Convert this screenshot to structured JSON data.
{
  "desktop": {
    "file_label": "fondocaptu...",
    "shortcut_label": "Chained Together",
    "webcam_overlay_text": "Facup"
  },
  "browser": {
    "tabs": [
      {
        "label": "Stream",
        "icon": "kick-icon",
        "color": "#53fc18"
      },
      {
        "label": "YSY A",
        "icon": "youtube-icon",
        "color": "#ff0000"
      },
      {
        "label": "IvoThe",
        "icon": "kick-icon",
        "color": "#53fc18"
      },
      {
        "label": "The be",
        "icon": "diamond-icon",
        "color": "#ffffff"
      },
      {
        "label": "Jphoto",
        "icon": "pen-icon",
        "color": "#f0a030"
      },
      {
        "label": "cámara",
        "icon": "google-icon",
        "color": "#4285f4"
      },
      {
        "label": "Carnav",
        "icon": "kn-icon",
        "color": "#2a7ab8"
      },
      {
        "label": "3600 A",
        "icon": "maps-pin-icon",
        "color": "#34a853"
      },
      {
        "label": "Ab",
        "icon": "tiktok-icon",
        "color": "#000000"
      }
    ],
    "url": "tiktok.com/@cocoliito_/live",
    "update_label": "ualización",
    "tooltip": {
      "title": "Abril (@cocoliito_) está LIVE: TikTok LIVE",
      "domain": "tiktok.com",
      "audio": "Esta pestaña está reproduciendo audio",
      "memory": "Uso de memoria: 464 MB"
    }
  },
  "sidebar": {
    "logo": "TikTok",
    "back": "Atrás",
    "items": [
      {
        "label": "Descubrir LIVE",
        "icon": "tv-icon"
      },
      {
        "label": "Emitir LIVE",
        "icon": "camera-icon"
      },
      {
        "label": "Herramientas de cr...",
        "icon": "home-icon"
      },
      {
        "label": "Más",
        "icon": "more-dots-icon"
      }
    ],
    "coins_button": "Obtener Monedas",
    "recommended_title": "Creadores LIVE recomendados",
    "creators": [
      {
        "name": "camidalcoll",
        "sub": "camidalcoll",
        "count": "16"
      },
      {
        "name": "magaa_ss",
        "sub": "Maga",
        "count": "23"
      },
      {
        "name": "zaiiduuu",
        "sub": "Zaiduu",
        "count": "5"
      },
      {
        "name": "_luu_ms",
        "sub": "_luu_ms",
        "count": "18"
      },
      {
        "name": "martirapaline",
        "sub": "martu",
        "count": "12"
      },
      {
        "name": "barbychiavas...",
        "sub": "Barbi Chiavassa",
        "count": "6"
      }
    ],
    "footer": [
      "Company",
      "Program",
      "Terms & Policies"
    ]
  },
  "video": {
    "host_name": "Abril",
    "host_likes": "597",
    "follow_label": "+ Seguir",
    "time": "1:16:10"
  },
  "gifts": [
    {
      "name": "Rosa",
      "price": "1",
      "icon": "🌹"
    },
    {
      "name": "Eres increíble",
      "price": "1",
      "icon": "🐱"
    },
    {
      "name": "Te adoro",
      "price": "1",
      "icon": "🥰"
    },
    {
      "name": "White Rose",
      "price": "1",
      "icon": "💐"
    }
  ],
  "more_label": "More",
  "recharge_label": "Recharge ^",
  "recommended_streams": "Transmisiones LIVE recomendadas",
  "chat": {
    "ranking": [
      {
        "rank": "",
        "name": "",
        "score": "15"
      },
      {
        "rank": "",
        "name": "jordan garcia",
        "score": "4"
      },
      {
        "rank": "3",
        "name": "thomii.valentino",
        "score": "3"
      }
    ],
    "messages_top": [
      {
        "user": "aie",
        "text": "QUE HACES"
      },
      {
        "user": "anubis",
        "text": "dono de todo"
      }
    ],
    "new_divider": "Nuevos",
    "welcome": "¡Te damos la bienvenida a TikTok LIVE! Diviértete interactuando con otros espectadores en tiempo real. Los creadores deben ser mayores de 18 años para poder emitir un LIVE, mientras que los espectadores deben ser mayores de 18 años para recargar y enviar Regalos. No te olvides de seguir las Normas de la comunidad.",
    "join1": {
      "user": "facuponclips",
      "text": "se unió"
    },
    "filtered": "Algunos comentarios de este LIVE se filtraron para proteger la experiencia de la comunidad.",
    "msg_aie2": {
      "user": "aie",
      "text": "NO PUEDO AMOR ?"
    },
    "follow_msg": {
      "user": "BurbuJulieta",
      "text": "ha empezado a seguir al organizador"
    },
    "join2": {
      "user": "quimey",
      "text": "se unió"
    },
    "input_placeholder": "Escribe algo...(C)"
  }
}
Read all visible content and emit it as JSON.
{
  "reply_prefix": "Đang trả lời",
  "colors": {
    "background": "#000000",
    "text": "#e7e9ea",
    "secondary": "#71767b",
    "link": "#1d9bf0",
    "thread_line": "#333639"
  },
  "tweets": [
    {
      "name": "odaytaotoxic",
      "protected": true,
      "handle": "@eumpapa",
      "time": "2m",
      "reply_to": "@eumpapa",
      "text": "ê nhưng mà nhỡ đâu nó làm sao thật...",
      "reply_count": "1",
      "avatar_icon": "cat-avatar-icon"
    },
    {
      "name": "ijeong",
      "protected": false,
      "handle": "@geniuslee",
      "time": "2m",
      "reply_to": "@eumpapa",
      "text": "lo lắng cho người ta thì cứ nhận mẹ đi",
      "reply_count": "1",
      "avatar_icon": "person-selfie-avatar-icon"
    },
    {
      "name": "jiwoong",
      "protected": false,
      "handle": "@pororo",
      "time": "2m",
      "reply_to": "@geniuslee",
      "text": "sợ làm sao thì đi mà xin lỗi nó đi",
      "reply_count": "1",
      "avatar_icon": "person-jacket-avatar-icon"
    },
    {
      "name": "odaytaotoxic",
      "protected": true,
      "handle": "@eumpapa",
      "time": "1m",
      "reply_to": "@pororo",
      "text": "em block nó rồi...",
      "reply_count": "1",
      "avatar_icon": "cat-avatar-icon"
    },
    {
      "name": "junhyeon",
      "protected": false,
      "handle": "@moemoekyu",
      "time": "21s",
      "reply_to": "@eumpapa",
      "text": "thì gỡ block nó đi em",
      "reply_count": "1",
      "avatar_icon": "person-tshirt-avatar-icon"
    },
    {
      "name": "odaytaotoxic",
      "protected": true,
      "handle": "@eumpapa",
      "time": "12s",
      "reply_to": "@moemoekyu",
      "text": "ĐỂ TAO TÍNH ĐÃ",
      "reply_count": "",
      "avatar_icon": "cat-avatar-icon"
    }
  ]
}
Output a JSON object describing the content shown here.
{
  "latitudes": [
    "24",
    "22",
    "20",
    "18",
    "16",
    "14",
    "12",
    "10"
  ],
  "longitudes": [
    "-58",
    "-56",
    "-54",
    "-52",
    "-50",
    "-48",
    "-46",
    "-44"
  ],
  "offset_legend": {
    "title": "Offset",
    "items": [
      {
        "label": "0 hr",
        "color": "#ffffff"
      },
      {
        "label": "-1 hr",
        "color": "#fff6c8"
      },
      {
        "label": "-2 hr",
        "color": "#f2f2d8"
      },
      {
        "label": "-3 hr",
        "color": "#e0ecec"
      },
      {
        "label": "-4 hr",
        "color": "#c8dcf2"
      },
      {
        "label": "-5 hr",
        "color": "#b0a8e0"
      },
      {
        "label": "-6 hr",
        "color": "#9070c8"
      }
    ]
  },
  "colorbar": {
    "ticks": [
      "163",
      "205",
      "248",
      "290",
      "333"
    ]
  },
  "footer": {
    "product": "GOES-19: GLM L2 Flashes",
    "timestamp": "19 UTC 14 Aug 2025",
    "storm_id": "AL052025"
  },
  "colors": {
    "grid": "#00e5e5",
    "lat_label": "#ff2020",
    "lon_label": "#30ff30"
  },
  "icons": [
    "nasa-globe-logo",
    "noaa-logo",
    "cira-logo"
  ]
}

▶ EXERCISE REQUIREMENTS
Every entry must be output again, exactly as written above.

▶ SOLUTION TO THE EXERCISE
Convert this screenshot to structured JSON data.
{
  "desktop": {
    "file_label": "fondocaptu...",
    "shortcut_label": "Chained Together",
    "webcam_overlay_text": "Facup"
  },
  "browser": {
    "tabs": [
      {
        "label": "Stream",
        "icon": "kick-icon",
        "color": "#53fc18"
      },
      {
        "label": "YSY A",
        "icon": "youtube-icon",
        "color": "#ff0000"
      },
      {
        "label": "IvoThe",
        "icon": "kick-icon",
        "color": "#53fc18"
      },
      {
        "label": "The be",
        "icon": "diamond-icon",
        "color": "#ffffff"
      },
      {
        "label": "Jphoto",
        "icon": "pen-icon",
        "color": "#f0a030"
      },
      {
        "label": "cámara",
        "icon": "google-icon",
        "color": "#4285f4"
      },
      {
        "label": "Carnav",
        "icon": "kn-icon",
        "color": "#2a7ab8"
      },
      {
        "label": "3600 A",
        "icon": "maps-pin-icon",
        "color": "#34a853"
      },
      {
        "label": "Ab",
        "icon": "tiktok-icon",
        "color": "#000000"
      }
    ],
    "url": "tiktok.com/@cocoliito_/live",
    "update_label": "ualización",
    "tooltip": {
      "title": "Abril (@cocoliito_) está LIVE: TikTok LIVE",
      "domain": "tiktok.com",
      "audio": "Esta pestaña está reproduciendo audio",
      "memory": "Uso de memoria: 464 MB"
    }
  },
  "sidebar": {
    "logo": "TikTok",
    "back": "Atrás",
    "items": [
      {
        "label": "Descubrir LIVE",
        "icon": "tv-icon"
      },
      {
        "label": "Emitir LIVE",
        "icon": "camera-icon"
      },
      {
        "label": "Herramientas de cr...",
        "icon": "home-icon"
      },
      {
        "label": "Más",
        "icon": "more-dots-icon"
      }
    ],
    "coins_button": "Obtener Monedas",
    "recommended_title": "Creadores LIVE recomendados",
    "creators": [
      {
        "name": "camidalcoll",
        "sub": "camidalcoll",
        "count": "16"
      },
      {
        "name": "magaa_ss",
        "sub": "Maga",
        "count": "23"
      },
      {
        "name": "zaiiduuu",
        "sub": "Zaiduu",
        "count": "5"
      },
      {
        "name": "_luu_ms",
        "sub": "_luu_ms",
        "count": "18"
      },
      {
        "name": "martirapaline",
        "sub": "martu",
        "count": "12"
      },
      {
        "name": "barbychiavas...",
        "sub": "Barbi Chiavassa",
        "count": "6"
      }
    ],
    "footer": [
      "Company",
      "Program",
      "Terms & Policies"
    ]
  },
  "video": {
    "host_name": "Abril",
    "host_likes": "597",
    "follow_label": "+ Seguir",
    "time": "1:16:10"
  },
  "gifts": [
    {
      "name": "Rosa",
      "price": "1",
      "icon": "🌹"
    },
    {
      "name": "Eres increíble",
      "price": "1",
      "icon": "🐱"
    },
    {
      "name": "Te adoro",
      "price": "1",
      "icon": "🥰"
    },
    {
      "name": "White Rose",
      "price": "1",
      "icon": "💐"
    }
  ],
  "more_label": "More",
  "recharge_label": "Recharge ^",
  "recommended_streams": "Transmisiones LIVE recomendadas",
  "chat": {
    "ranking": [
      {
        "rank": "",
        "name": "",
        "score": "15"
      },
      {
        "rank": "",
        "name": "jordan garcia",
        "score": "4"
      },
      {
        "rank": "3",
        "name": "thomii.valentino",
        "score": "3"
      }
    ],
    "messages_top": [
      {
        "user": "aie",
        "text": "QUE HACES"
      },
      {
        "user": "anubis",
        "text": "dono de todo"
      }
    ],
    "new_divider": "Nuevos",
    "welcome": "¡Te damos la bienvenida a TikTok LIVE! Diviértete interactuando con otros espectadores en tiempo real. Los creadores deben ser mayores de 18 años para poder emitir un LIVE, mientras que los espectadores deben ser mayores de 18 años para recargar y enviar Regalos. No te olvides de seguir las Normas de la comunidad.",
    "join1": {
      "user": "facuponclips",
      "text": "se unió"
    },
    "filtered": "Algunos comentarios de este LIVE se filtraron para proteger la experiencia de la comunidad.",
    "msg_aie2": {
      "user": "aie",
      "text": "NO PUEDO AMOR ?"
    },
    "follow_msg": {
      "user": "BurbuJulieta",
      "text": "ha empezado a seguir al organizador"
    },
    "join2": {
      "user": "quimey",
      "text": "se unió"
    },
    "input_placeholder": "Escribe algo...(C)"
  }
}
Read all visible content and emit it as JSON.
{
  "reply_prefix": "Đang trả lời",
  "colors": {
    "background": "#000000",
    "text": "#e7e9ea",
    "secondary": "#71767b",
    "link": "#1d9bf0",
    "thread_line": "#333639"
  },
  "tweets": [
    {
      "name": "odaytaotoxic",
      "protected": true,
      "handle": "@eumpapa",
      "time": "2m",
      "reply_to": "@eumpapa",
      "text": "ê nhưng mà nhỡ đâu nó làm sao thật...",
      "reply_count": "1",
      "avatar_icon": "cat-avatar-icon"
    },
    {
      "name": "ijeong",
      "protected": false,
      "handle": "@geniuslee",
      "time": "2m",
      "reply_to": "@eumpapa",
      "text": "lo lắng cho người ta thì cứ nhận mẹ đi",
      "reply_count": "1",
      "avatar_icon": "person-selfie-avatar-icon"
    },
    {
      "name": "jiwoong",
      "protected": false,
      "handle": "@pororo",
      "time": "2m",
      "reply_to": "@geniuslee",
      "text": "sợ làm sao thì đi mà xin lỗi nó đi",
      "reply_count": "1",
      "avatar_icon": "person-jacket-avatar-icon"
    },
    {
      "name": "odaytaotoxic",
      "protected": true,
      "handle": "@eumpapa",
      "time": "1m",
      "reply_to": "@pororo",
      "text": "em block nó rồi...",
      "reply_count": "1",
      "avatar_icon": "cat-avatar-icon"
    },
    {
      "name": "junhyeon",
      "protected": false,
      "handle": "@moemoekyu",
      "time": "21s",
      "reply_to": "@eumpapa",
      "text": "thì gỡ block nó đi em",
      "reply_count": "1",
      "avatar_icon": "person-tshirt-avatar-icon"
    },
    {
      "name": "odaytaotoxic",
      "protected": true,
      "handle": "@eumpapa",
      "time": "12s",
      "reply_to": "@moemoekyu",
      "text": "ĐỂ TAO TÍNH ĐÃ",
      "reply_count": "",
      "avatar_icon": "cat-avatar-icon"
    }
  ]
}
Output a JSON object describing the content shown here.
{
  "latitudes": [
    "24",
    "22",
    "20",
    "18",
    "16",
    "14",
    "12",
    "10"
  ],
  "longitudes": [
    "-58",
    "-56",
    "-54",
    "-52",
    "-50",
    "-48",
    "-46",
    "-44"
  ],
  "offset_legend": {
    "title": "Offset",
    "items": [
      {
        "label": "0 hr",
        "color": "#ffffff"
      },
      {
        "label": "-1 hr",
        "color": "#fff6c8"
      },
      {
        "label": "-2 hr",
        "color": "#f2f2d8"
      },
      {
        "label": "-3 hr",
        "color": "#e0ecec"
      },
      {
        "label": "-4 hr",
        "color": "#c8dcf2"
      },
      {
        "label": "-5 hr",
        "color": "#b0a8e0"
      },
      {
        "label": "-6 hr",
        "color": "#9070c8"
      }
    ]
  },
  "colorbar": {
    "ticks": [
      "163",
      "205",
      "248",
      "290",
      "333"
    ]
  },
  "footer": {
    "product": "GOES-19: GLM L2 Flashes",
    "timestamp": "19 UTC 14 Aug 2025",
    "storm_id": "AL052025"
  },
  "colors": {
    "grid": "#00e5e5",
    "lat_label": "#ff2020",
    "lon_label": "#30ff30"
  },
  "icons": [
    "nasa-globe-logo",
    "noaa-logo",
    "cira-logo"
  ]
}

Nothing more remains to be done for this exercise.